Your goal ▸
All lines featuring the string "活动的通知" are to be listed.

Data records
※ ※ ※
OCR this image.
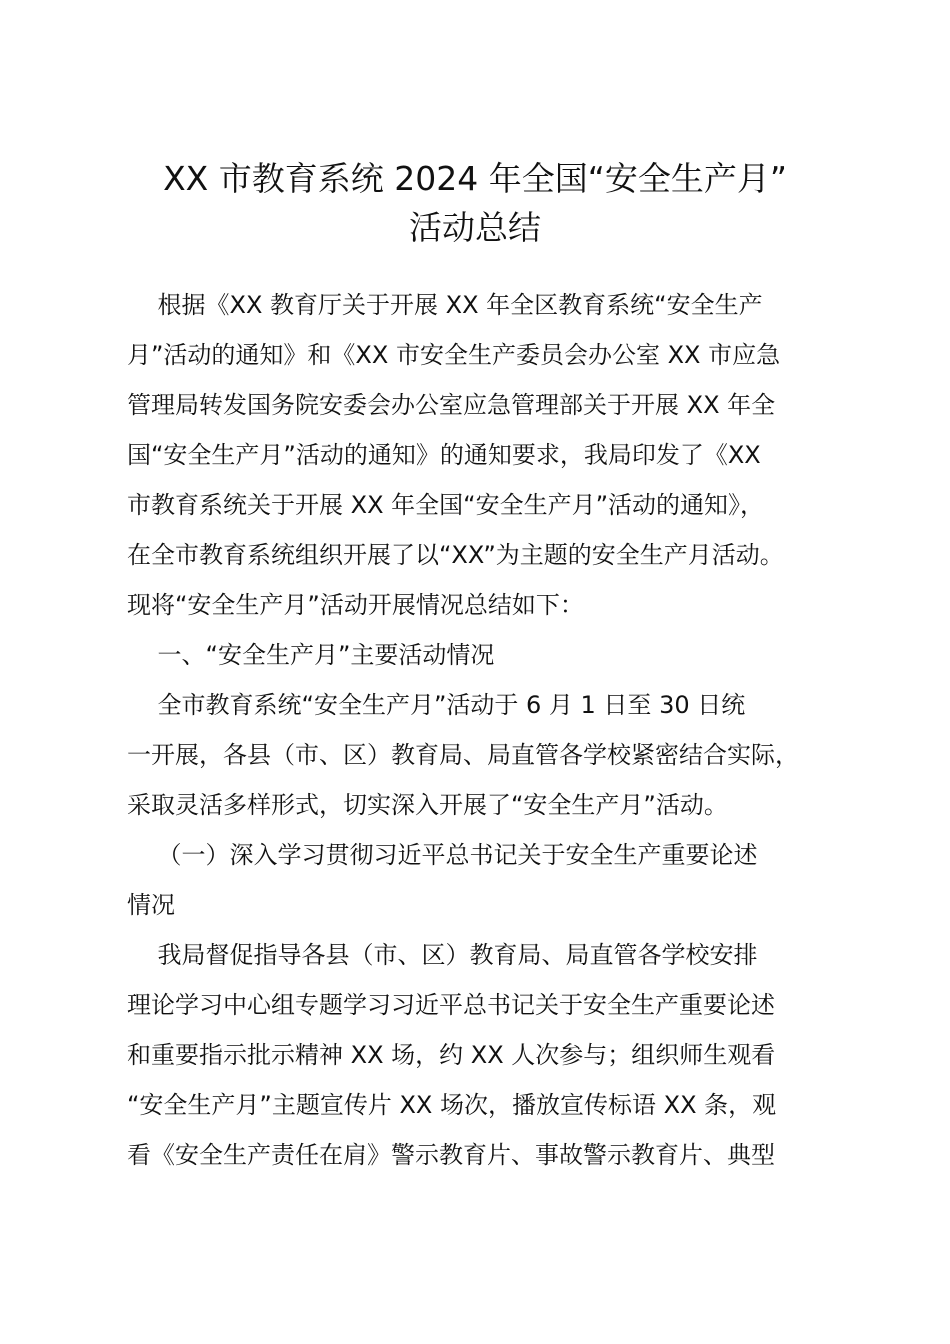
XX 市教育系统 2024 年全国“安全生产月”
活动总结
根据《XX 教育厅关于开展 XX 年全区教育系统“安全生产
月”活动的通知》和《XX 市安全生产委员会办公室 XX 市应急
管理局转发国务院安委会办公室应急管理部关于开展 XX 年全
国“安全生产月”活动的通知》的通知要求，我局印发了《XX
市教育系统关于开展 XX 年全国“安全生产月”活动的通知》，
在全市教育系统组织开展了以“XX”为主题的安全生产月活动。
现将“安全生产月”活动开展情况总结如下：
一、“安全生产月”主要活动情况
全市教育系统“安全生产月”活动于 6 月 1 日至 30 日统
一开展，各县（市、区）教育局、局直管各学校紧密结合实际，
采取灵活多样形式，切实深入开展了“安全生产月”活动。
（一）深入学习贯彻习近平总书记关于安全生产重要论述
情况
我局督促指导各县（市、区）教育局、局直管各学校安排
理论学习中心组专题学习习近平总书记关于安全生产重要论述
和重要指示批示精神 XX 场，约 XX 人次参与；组织师生观看
“安全生产月”主题宣传片 XX 场次，播放宣传标语 XX 条，观
看《安全生产责任在肩》警示教育片、事故警示教育片、典型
※ ※ ※
Correct answer ▸
月”活动的通知》和《XX 市安全生产委员会办公室 XX 市应急
国“安全生产月”活动的通知》的通知要求，我局印发了《XX
市教育系统关于开展 XX 年全国“安全生产月”活动的通知》，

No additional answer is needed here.